- [WHAT YOU NEED TO DO]
Reproduce the lines of the material exactly, excluding every image.

Collection entries
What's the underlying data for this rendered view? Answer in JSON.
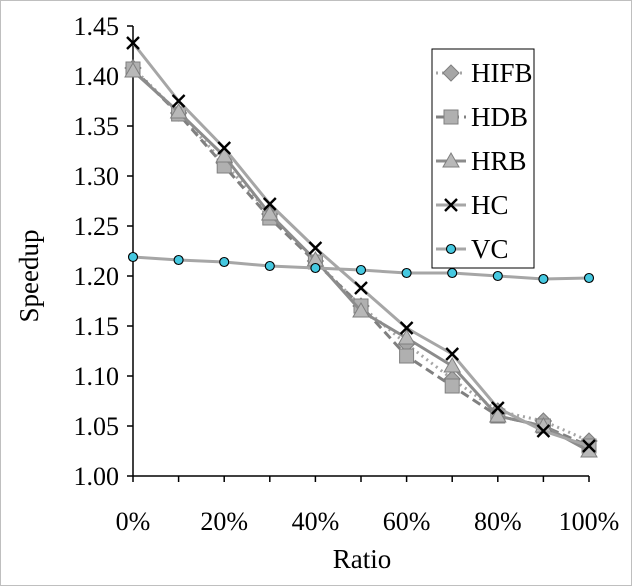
{
  "chart_data": {
    "type": "line",
    "xlabel": "Ratio",
    "ylabel": "Speedup",
    "x": [
      "0%",
      "10%",
      "20%",
      "30%",
      "40%",
      "50%",
      "60%",
      "70%",
      "80%",
      "90%",
      "100%"
    ],
    "x_tick_labels": [
      "0%",
      "20%",
      "40%",
      "60%",
      "80%",
      "100%"
    ],
    "y_tick_labels": [
      "1.00",
      "1.05",
      "1.10",
      "1.15",
      "1.20",
      "1.25",
      "1.30",
      "1.35",
      "1.40",
      "1.45"
    ],
    "ylim": [
      1.0,
      1.45
    ],
    "grid": false,
    "legend_position": "top-right",
    "series": [
      {
        "name": "HIFB",
        "marker": "diamond",
        "line": "dotted",
        "color": "#a6a6a6",
        "values": [
          1.408,
          1.363,
          1.313,
          1.262,
          1.215,
          1.17,
          1.132,
          1.097,
          1.065,
          1.055,
          1.035
        ]
      },
      {
        "name": "HDB",
        "marker": "square",
        "line": "dashed",
        "color": "#808080",
        "values": [
          1.407,
          1.362,
          1.31,
          1.258,
          1.214,
          1.17,
          1.12,
          1.09,
          1.06,
          1.05,
          1.03
        ]
      },
      {
        "name": "HRB",
        "marker": "triangle",
        "line": "solid",
        "color": "#8c8c8c",
        "values": [
          1.405,
          1.364,
          1.32,
          1.262,
          1.216,
          1.165,
          1.138,
          1.11,
          1.06,
          1.05,
          1.025
        ]
      },
      {
        "name": "HC",
        "marker": "x",
        "line": "solid",
        "color": "#a6a6a6",
        "values": [
          1.433,
          1.375,
          1.328,
          1.272,
          1.228,
          1.188,
          1.148,
          1.122,
          1.068,
          1.045,
          1.03
        ]
      },
      {
        "name": "VC",
        "marker": "circle",
        "line": "solid",
        "color": "#a6a6a6",
        "values": [
          1.219,
          1.216,
          1.214,
          1.21,
          1.208,
          1.206,
          1.203,
          1.203,
          1.2,
          1.197,
          1.198
        ]
      }
    ]
  }
}
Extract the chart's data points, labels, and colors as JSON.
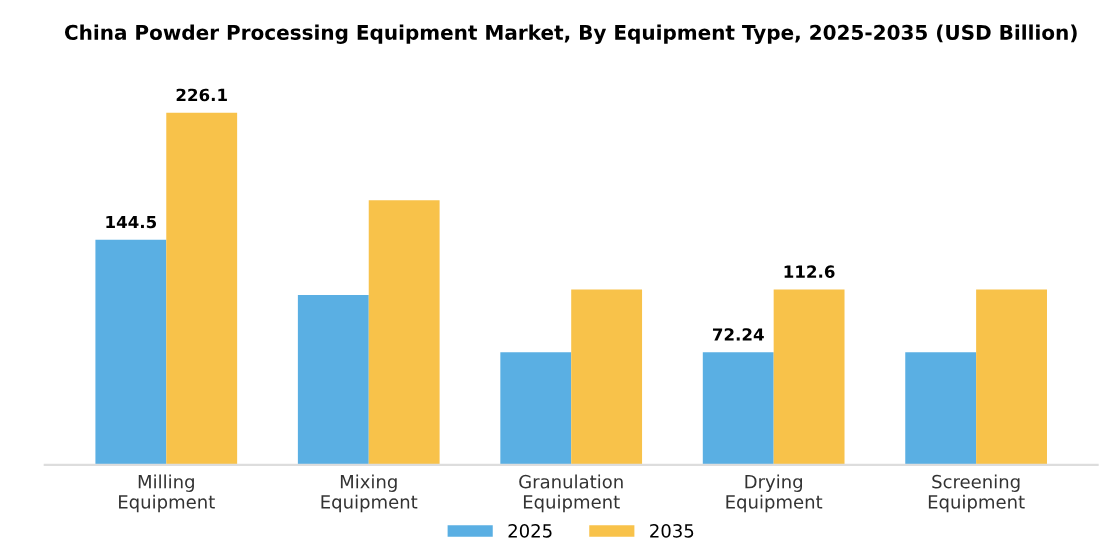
{
  "chart_data": {
    "type": "bar",
    "title": "China Powder Processing Equipment Market, By Equipment Type, 2025-2035 (USD Billion)",
    "categories": [
      "Milling Equipment",
      "Mixing Equipment",
      "Granulation Equipment",
      "Drying Equipment",
      "Screening Equipment"
    ],
    "series": [
      {
        "name": "2025",
        "color": "#5aafe3",
        "values": [
          144.5,
          109,
          72.24,
          72.24,
          72.24
        ],
        "value_labels": [
          "144.5",
          null,
          null,
          "72.24",
          null
        ]
      },
      {
        "name": "2035",
        "color": "#f8c24a",
        "values": [
          226.1,
          170,
          112.6,
          112.6,
          112.6
        ],
        "value_labels": [
          "226.1",
          null,
          null,
          "112.6",
          null
        ]
      }
    ],
    "grid": false,
    "legend": "bottom"
  }
}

- [CORRECT OUTPUT]
What's the underlying data for this rendered view? Answer in JSON.
{
  "chart_data": {
    "type": "line",
    "xlabel": "Ratio",
    "ylabel": "Speedup",
    "x": [
      "0%",
      "10%",
      "20%",
      "30%",
      "40%",
      "50%",
      "60%",
      "70%",
      "80%",
      "90%",
      "100%"
    ],
    "x_tick_labels": [
      "0%",
      "20%",
      "40%",
      "60%",
      "80%",
      "100%"
    ],
    "y_tick_labels": [
      "1.00",
      "1.05",
      "1.10",
      "1.15",
      "1.20",
      "1.25",
      "1.30",
      "1.35",
      "1.40",
      "1.45"
    ],
    "ylim": [
      1.0,
      1.45
    ],
    "grid": false,
    "legend_position": "top-right",
    "series": [
      {
        "name": "HIFB",
        "marker": "diamond",
        "line": "dotted",
        "color": "#a6a6a6",
        "values": [
          1.408,
          1.363,
          1.313,
          1.262,
          1.215,
          1.17,
          1.132,
          1.097,
          1.065,
          1.055,
          1.035
        ]
      },
      {
        "name": "HDB",
        "marker": "square",
        "line": "dashed",
        "color": "#808080",
        "values": [
          1.407,
          1.362,
          1.31,
          1.258,
          1.214,
          1.17,
          1.12,
          1.09,
          1.06,
          1.05,
          1.03
        ]
      },
      {
        "name": "HRB",
        "marker": "triangle",
        "line": "solid",
        "color": "#8c8c8c",
        "values": [
          1.405,
          1.364,
          1.32,
          1.262,
          1.216,
          1.165,
          1.138,
          1.11,
          1.06,
          1.05,
          1.025
        ]
      },
      {
        "name": "HC",
        "marker": "x",
        "line": "solid",
        "color": "#a6a6a6",
        "values": [
          1.433,
          1.375,
          1.328,
          1.272,
          1.228,
          1.188,
          1.148,
          1.122,
          1.068,
          1.045,
          1.03
        ]
      },
      {
        "name": "VC",
        "marker": "circle",
        "line": "solid",
        "color": "#a6a6a6",
        "values": [
          1.219,
          1.216,
          1.214,
          1.21,
          1.208,
          1.206,
          1.203,
          1.203,
          1.2,
          1.197,
          1.198
        ]
      }
    ]
  }
}
Extract the chart's data points, labels, and colors as JSON.
{
  "chart_data": {
    "type": "bar",
    "title": "China Powder Processing Equipment Market, By Equipment Type, 2025-2035 (USD Billion)",
    "categories": [
      "Milling Equipment",
      "Mixing Equipment",
      "Granulation Equipment",
      "Drying Equipment",
      "Screening Equipment"
    ],
    "series": [
      {
        "name": "2025",
        "color": "#5aafe3",
        "values": [
          144.5,
          109,
          72.24,
          72.24,
          72.24
        ],
        "value_labels": [
          "144.5",
          null,
          null,
          "72.24",
          null
        ]
      },
      {
        "name": "2035",
        "color": "#f8c24a",
        "values": [
          226.1,
          170,
          112.6,
          112.6,
          112.6
        ],
        "value_labels": [
          "226.1",
          null,
          null,
          "112.6",
          null
        ]
      }
    ],
    "grid": false,
    "legend": "bottom"
  }
}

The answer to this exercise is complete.